• Request: Render the material again word for word, skipping the pictures in it.

• Records from a dataset:
↓
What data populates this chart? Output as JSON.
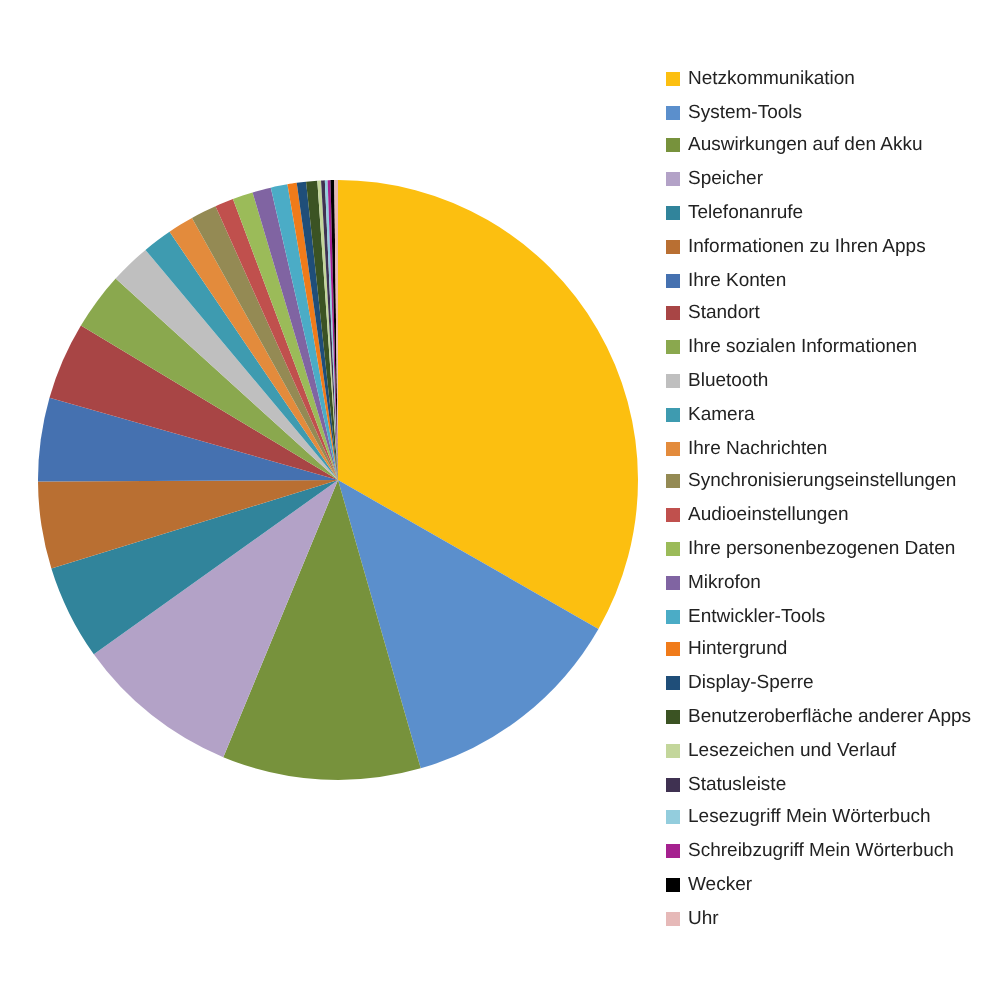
{
  "chart_data": {
    "type": "pie",
    "categories": [
      "Netzkommunikation",
      "System-Tools",
      "Auswirkungen auf den Akku",
      "Speicher",
      "Telefonanrufe",
      "Informationen zu Ihren Apps",
      "Ihre Konten",
      "Standort",
      "Ihre sozialen Informationen",
      "Bluetooth",
      "Kamera",
      "Ihre Nachrichten",
      "Synchronisierungseinstellungen",
      "Audioeinstellungen",
      "Ihre personenbezogenen Daten",
      "Mikrofon",
      "Entwickler-Tools",
      "Hintergrund",
      "Display-Sperre",
      "Benutzeroberfläche anderer Apps",
      "Lesezeichen und Verlauf",
      "Statusleiste",
      "Lesezugriff Mein Wörterbuch",
      "Schreibzugriff Mein Wörterbuch",
      "Wecker",
      "Uhr"
    ],
    "values": [
      33.3,
      12.3,
      10.7,
      8.9,
      5.1,
      4.7,
      4.5,
      4.2,
      3.1,
      2.2,
      1.6,
      1.4,
      1.4,
      1.0,
      1.1,
      1.0,
      0.9,
      0.5,
      0.5,
      0.6,
      0.2,
      0.2,
      0.15,
      0.15,
      0.2,
      0.2
    ],
    "colors": [
      "#fcbf10",
      "#5b8fcc",
      "#77923c",
      "#b3a2c7",
      "#31849b",
      "#b96f32",
      "#4571b0",
      "#a84545",
      "#8aa84e",
      "#bfbfbf",
      "#3e9bb0",
      "#e38b3c",
      "#948a54",
      "#c0504d",
      "#9bbb59",
      "#8064a2",
      "#4bacc6",
      "#f07b1a",
      "#1f4e79",
      "#3b5323",
      "#c3d69b",
      "#3f3151",
      "#93cddd",
      "#a5218f",
      "#000000",
      "#e6b9b8"
    ],
    "legend": "right"
  }
}
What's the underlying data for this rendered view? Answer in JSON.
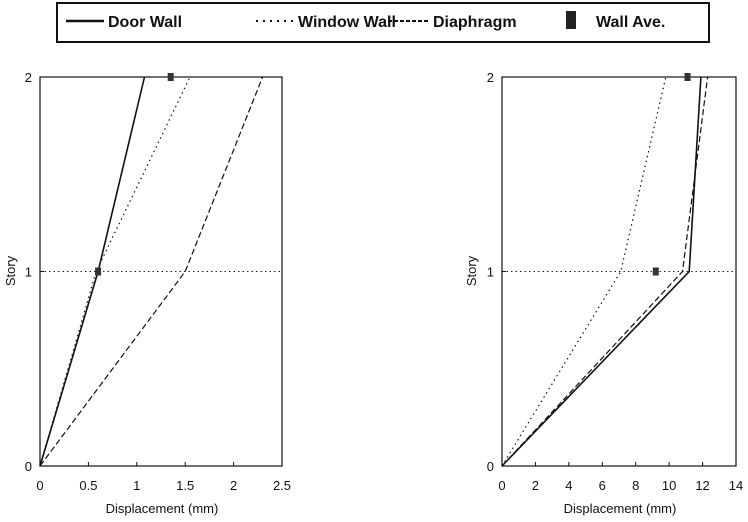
{
  "legend": {
    "items": [
      {
        "label": "Door Wall",
        "style": "solid"
      },
      {
        "label": "Window Wall",
        "style": "dotted"
      },
      {
        "label": "Diaphragm",
        "style": "dashed"
      },
      {
        "label": "Wall Ave.",
        "style": "marker"
      }
    ]
  },
  "chart_data": [
    {
      "type": "line",
      "xlabel": "Displacement (mm)",
      "ylabel": "Story",
      "xlim": [
        0,
        2.5
      ],
      "ylim": [
        0,
        2
      ],
      "xticks": [
        "0",
        "0.5",
        "1",
        "1.5",
        "2",
        "2.5"
      ],
      "yticks": [
        "0",
        "1",
        "2"
      ],
      "reference_line_y": 1,
      "series": [
        {
          "name": "Door Wall",
          "style": "solid",
          "x": [
            0,
            0.6,
            1.08
          ],
          "y": [
            0,
            1,
            2
          ]
        },
        {
          "name": "Window Wall",
          "style": "dotted",
          "x": [
            0,
            0.58,
            1.55
          ],
          "y": [
            0,
            1,
            2
          ]
        },
        {
          "name": "Diaphragm",
          "style": "dashed",
          "x": [
            0,
            1.5,
            2.3
          ],
          "y": [
            0,
            1,
            2
          ]
        },
        {
          "name": "Wall Ave.",
          "style": "marker",
          "x": [
            0.6,
            1.35
          ],
          "y": [
            1,
            2
          ]
        }
      ]
    },
    {
      "type": "line",
      "xlabel": "Displacement (mm)",
      "ylabel": "Story",
      "xlim": [
        0,
        14
      ],
      "ylim": [
        0,
        2
      ],
      "xticks": [
        "0",
        "2",
        "4",
        "6",
        "8",
        "10",
        "12",
        "14"
      ],
      "yticks": [
        "0",
        "1",
        "2"
      ],
      "reference_line_y": 1,
      "series": [
        {
          "name": "Door Wall",
          "style": "solid",
          "x": [
            0,
            11.2,
            11.9
          ],
          "y": [
            0,
            1,
            2
          ]
        },
        {
          "name": "Window Wall",
          "style": "dotted",
          "x": [
            0,
            7.1,
            9.8
          ],
          "y": [
            0,
            1,
            2
          ]
        },
        {
          "name": "Diaphragm",
          "style": "dashed",
          "x": [
            0,
            10.8,
            12.3
          ],
          "y": [
            0,
            1,
            2
          ]
        },
        {
          "name": "Wall Ave.",
          "style": "marker",
          "x": [
            9.2,
            11.1
          ],
          "y": [
            1,
            2
          ]
        }
      ]
    }
  ]
}
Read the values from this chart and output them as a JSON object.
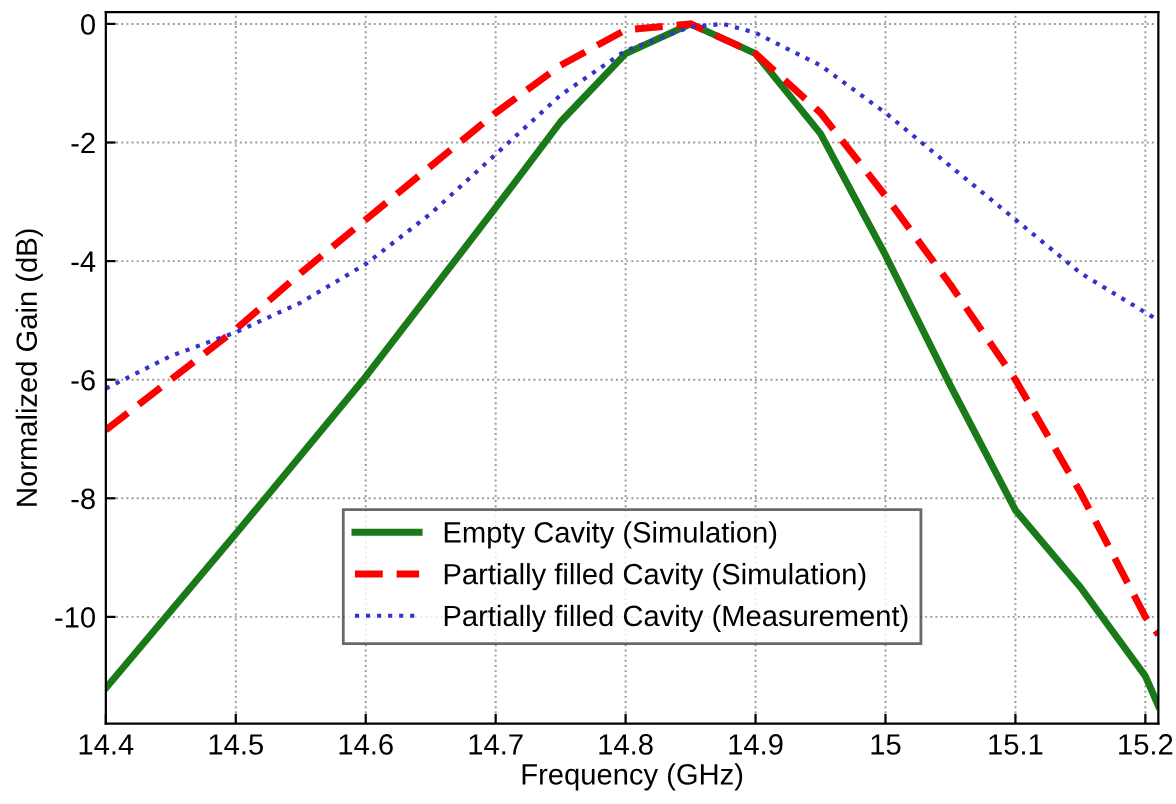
{
  "chart_data": {
    "type": "line",
    "xlabel": "Frequency (GHz)",
    "ylabel": "Normalized Gain (dB)",
    "xlim": [
      14.4,
      15.21
    ],
    "ylim": [
      -11.8,
      0.2
    ],
    "xticks": [
      14.4,
      14.5,
      14.6,
      14.7,
      14.8,
      14.9,
      15,
      15.1,
      15.2
    ],
    "yticks": [
      -10,
      -8,
      -6,
      -4,
      -2,
      0
    ],
    "grid": true,
    "legend": "bottom",
    "marker": "none",
    "series": [
      {
        "name": "Empty Cavity (Simulation)",
        "color": "#1a7a1a",
        "line_style": "solid",
        "x": [
          14.4,
          14.5,
          14.6,
          14.7,
          14.75,
          14.8,
          14.85,
          14.9,
          14.95,
          15,
          15.05,
          15.1,
          15.15,
          15.2,
          15.21
        ],
        "values": [
          -11.2,
          -8.6,
          -5.95,
          -3.1,
          -1.65,
          -0.5,
          0,
          -0.5,
          -1.85,
          -3.9,
          -6.1,
          -8.2,
          -9.5,
          -11.0,
          -11.5
        ]
      },
      {
        "name": "Partially filled Cavity (Simulation)",
        "color": "#ff0000",
        "line_style": "dashed",
        "x": [
          14.4,
          14.45,
          14.5,
          14.55,
          14.6,
          14.65,
          14.7,
          14.75,
          14.8,
          14.85,
          14.9,
          14.95,
          15,
          15.05,
          15.1,
          15.15,
          15.2,
          15.21
        ],
        "values": [
          -6.85,
          -6.0,
          -5.15,
          -4.2,
          -3.3,
          -2.4,
          -1.5,
          -0.7,
          -0.1,
          0,
          -0.5,
          -1.5,
          -2.9,
          -4.4,
          -6.0,
          -7.9,
          -10.0,
          -10.3
        ]
      },
      {
        "name": "Partially filled Cavity (Measurement)",
        "color": "#3333cc",
        "line_style": "dotted",
        "x": [
          14.4,
          14.45,
          14.5,
          14.55,
          14.6,
          14.65,
          14.7,
          14.75,
          14.8,
          14.85,
          14.875,
          14.9,
          14.95,
          15,
          15.05,
          15.1,
          15.15,
          15.21
        ],
        "values": [
          -6.15,
          -5.6,
          -5.2,
          -4.7,
          -4.05,
          -3.2,
          -2.2,
          -1.2,
          -0.45,
          -0.05,
          0,
          -0.15,
          -0.7,
          -1.5,
          -2.4,
          -3.3,
          -4.2,
          -5.0
        ]
      }
    ]
  }
}
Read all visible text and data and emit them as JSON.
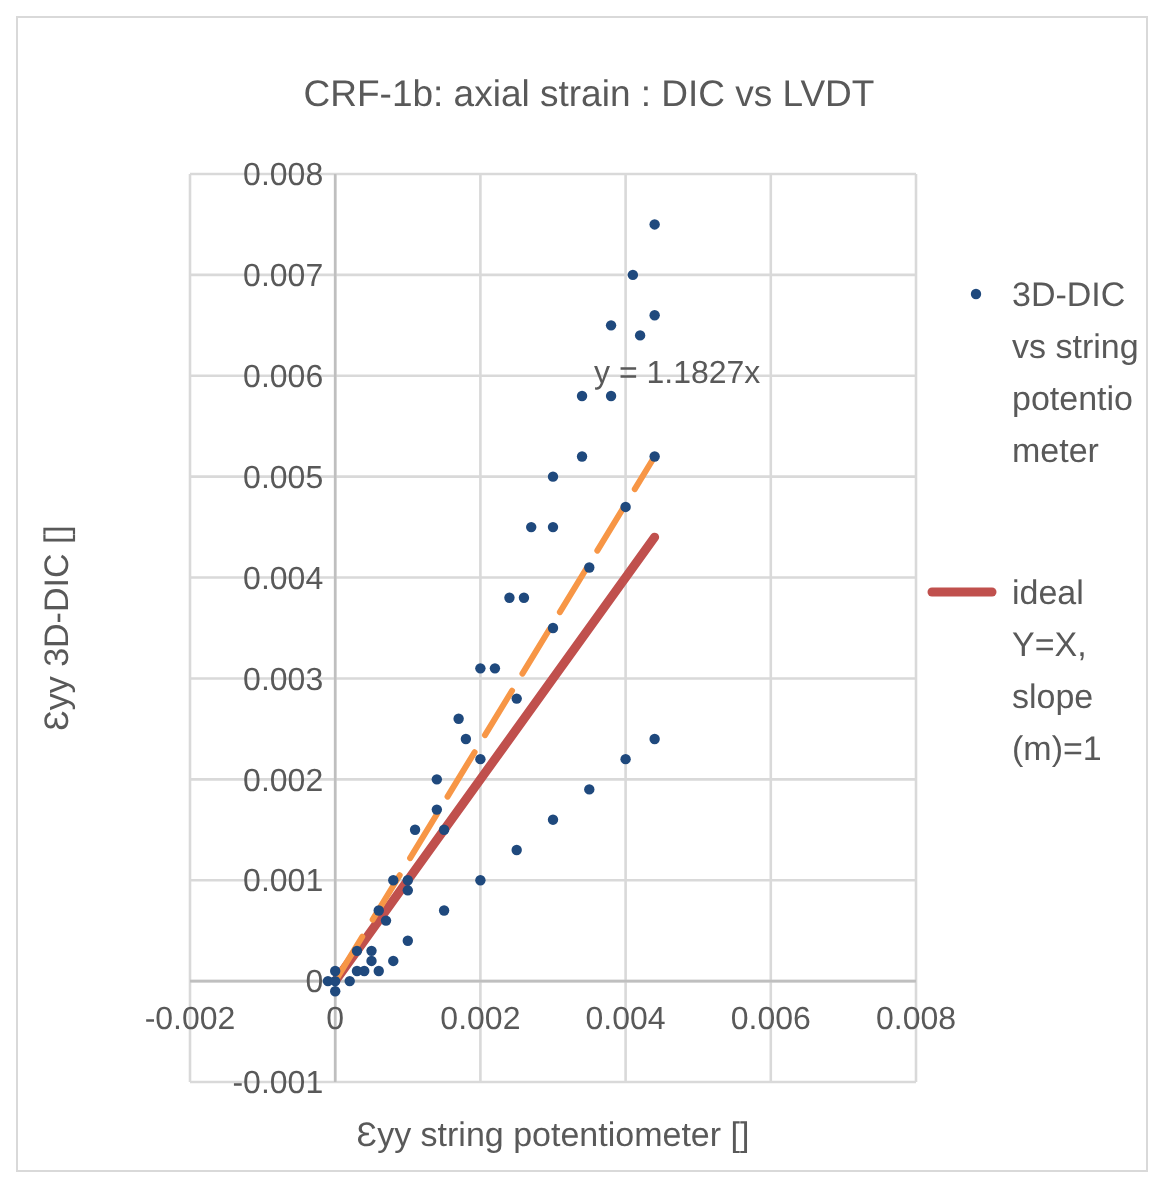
↑
• Exercise answer:
What data populates this chart? Output as JSON.
{
  "chart_data": {
    "type": "pie",
    "categories": [
      "Netzkommunikation",
      "System-Tools",
      "Auswirkungen auf den Akku",
      "Speicher",
      "Telefonanrufe",
      "Informationen zu Ihren Apps",
      "Ihre Konten",
      "Standort",
      "Ihre sozialen Informationen",
      "Bluetooth",
      "Kamera",
      "Ihre Nachrichten",
      "Synchronisierungseinstellungen",
      "Audioeinstellungen",
      "Ihre personenbezogenen Daten",
      "Mikrofon",
      "Entwickler-Tools",
      "Hintergrund",
      "Display-Sperre",
      "Benutzeroberfläche anderer Apps",
      "Lesezeichen und Verlauf",
      "Statusleiste",
      "Lesezugriff Mein Wörterbuch",
      "Schreibzugriff Mein Wörterbuch",
      "Wecker",
      "Uhr"
    ],
    "values": [
      33.3,
      12.3,
      10.7,
      8.9,
      5.1,
      4.7,
      4.5,
      4.2,
      3.1,
      2.2,
      1.6,
      1.4,
      1.4,
      1.0,
      1.1,
      1.0,
      0.9,
      0.5,
      0.5,
      0.6,
      0.2,
      0.2,
      0.15,
      0.15,
      0.2,
      0.2
    ],
    "colors": [
      "#fcbf10",
      "#5b8fcc",
      "#77923c",
      "#b3a2c7",
      "#31849b",
      "#b96f32",
      "#4571b0",
      "#a84545",
      "#8aa84e",
      "#bfbfbf",
      "#3e9bb0",
      "#e38b3c",
      "#948a54",
      "#c0504d",
      "#9bbb59",
      "#8064a2",
      "#4bacc6",
      "#f07b1a",
      "#1f4e79",
      "#3b5323",
      "#c3d69b",
      "#3f3151",
      "#93cddd",
      "#a5218f",
      "#000000",
      "#e6b9b8"
    ],
    "legend": "right"
  }
}
What's the underlying data for this rendered view? Answer in JSON.
{
  "legend": {
    "items": [
      {
        "label": "Door Wall",
        "style": "solid"
      },
      {
        "label": "Window Wall",
        "style": "dotted"
      },
      {
        "label": "Diaphragm",
        "style": "dashed"
      },
      {
        "label": "Wall Ave.",
        "style": "marker"
      }
    ]
  },
  "chart_data": [
    {
      "type": "line",
      "xlabel": "Displacement (mm)",
      "ylabel": "Story",
      "xlim": [
        0,
        2.5
      ],
      "ylim": [
        0,
        2
      ],
      "xticks": [
        "0",
        "0.5",
        "1",
        "1.5",
        "2",
        "2.5"
      ],
      "yticks": [
        "0",
        "1",
        "2"
      ],
      "reference_line_y": 1,
      "series": [
        {
          "name": "Door Wall",
          "style": "solid",
          "x": [
            0,
            0.6,
            1.08
          ],
          "y": [
            0,
            1,
            2
          ]
        },
        {
          "name": "Window Wall",
          "style": "dotted",
          "x": [
            0,
            0.58,
            1.55
          ],
          "y": [
            0,
            1,
            2
          ]
        },
        {
          "name": "Diaphragm",
          "style": "dashed",
          "x": [
            0,
            1.5,
            2.3
          ],
          "y": [
            0,
            1,
            2
          ]
        },
        {
          "name": "Wall Ave.",
          "style": "marker",
          "x": [
            0.6,
            1.35
          ],
          "y": [
            1,
            2
          ]
        }
      ]
    },
    {
      "type": "line",
      "xlabel": "Displacement (mm)",
      "ylabel": "Story",
      "xlim": [
        0,
        14
      ],
      "ylim": [
        0,
        2
      ],
      "xticks": [
        "0",
        "2",
        "4",
        "6",
        "8",
        "10",
        "12",
        "14"
      ],
      "yticks": [
        "0",
        "1",
        "2"
      ],
      "reference_line_y": 1,
      "series": [
        {
          "name": "Door Wall",
          "style": "solid",
          "x": [
            0,
            11.2,
            11.9
          ],
          "y": [
            0,
            1,
            2
          ]
        },
        {
          "name": "Window Wall",
          "style": "dotted",
          "x": [
            0,
            7.1,
            9.8
          ],
          "y": [
            0,
            1,
            2
          ]
        },
        {
          "name": "Diaphragm",
          "style": "dashed",
          "x": [
            0,
            10.8,
            12.3
          ],
          "y": [
            0,
            1,
            2
          ]
        },
        {
          "name": "Wall Ave.",
          "style": "marker",
          "x": [
            9.2,
            11.1
          ],
          "y": [
            1,
            2
          ]
        }
      ]
    }
  ]
}
Read the values from this chart and output them as a JSON object.
{
  "chart_data": {
    "type": "line",
    "xlabel": "Frequency (GHz)",
    "ylabel": "Normalized Gain (dB)",
    "xlim": [
      14.4,
      15.21
    ],
    "ylim": [
      -11.8,
      0.2
    ],
    "xticks": [
      14.4,
      14.5,
      14.6,
      14.7,
      14.8,
      14.9,
      15,
      15.1,
      15.2
    ],
    "yticks": [
      -10,
      -8,
      -6,
      -4,
      -2,
      0
    ],
    "grid": true,
    "legend": "bottom",
    "marker": "none",
    "series": [
      {
        "name": "Empty Cavity (Simulation)",
        "color": "#1a7a1a",
        "line_style": "solid",
        "x": [
          14.4,
          14.5,
          14.6,
          14.7,
          14.75,
          14.8,
          14.85,
          14.9,
          14.95,
          15,
          15.05,
          15.1,
          15.15,
          15.2,
          15.21
        ],
        "values": [
          -11.2,
          -8.6,
          -5.95,
          -3.1,
          -1.65,
          -0.5,
          0,
          -0.5,
          -1.85,
          -3.9,
          -6.1,
          -8.2,
          -9.5,
          -11.0,
          -11.5
        ]
      },
      {
        "name": "Partially filled Cavity (Simulation)",
        "color": "#ff0000",
        "line_style": "dashed",
        "x": [
          14.4,
          14.45,
          14.5,
          14.55,
          14.6,
          14.65,
          14.7,
          14.75,
          14.8,
          14.85,
          14.9,
          14.95,
          15,
          15.05,
          15.1,
          15.15,
          15.2,
          15.21
        ],
        "values": [
          -6.85,
          -6.0,
          -5.15,
          -4.2,
          -3.3,
          -2.4,
          -1.5,
          -0.7,
          -0.1,
          0,
          -0.5,
          -1.5,
          -2.9,
          -4.4,
          -6.0,
          -7.9,
          -10.0,
          -10.3
        ]
      },
      {
        "name": "Partially filled Cavity (Measurement)",
        "color": "#3333cc",
        "line_style": "dotted",
        "x": [
          14.4,
          14.45,
          14.5,
          14.55,
          14.6,
          14.65,
          14.7,
          14.75,
          14.8,
          14.85,
          14.875,
          14.9,
          14.95,
          15,
          15.05,
          15.1,
          15.15,
          15.21
        ],
        "values": [
          -6.15,
          -5.6,
          -5.2,
          -4.7,
          -4.05,
          -3.2,
          -2.2,
          -1.2,
          -0.45,
          -0.05,
          0,
          -0.15,
          -0.7,
          -1.5,
          -2.4,
          -3.3,
          -4.2,
          -5.0
        ]
      }
    ]
  }
}
Read all visible text and data and emit them as JSON.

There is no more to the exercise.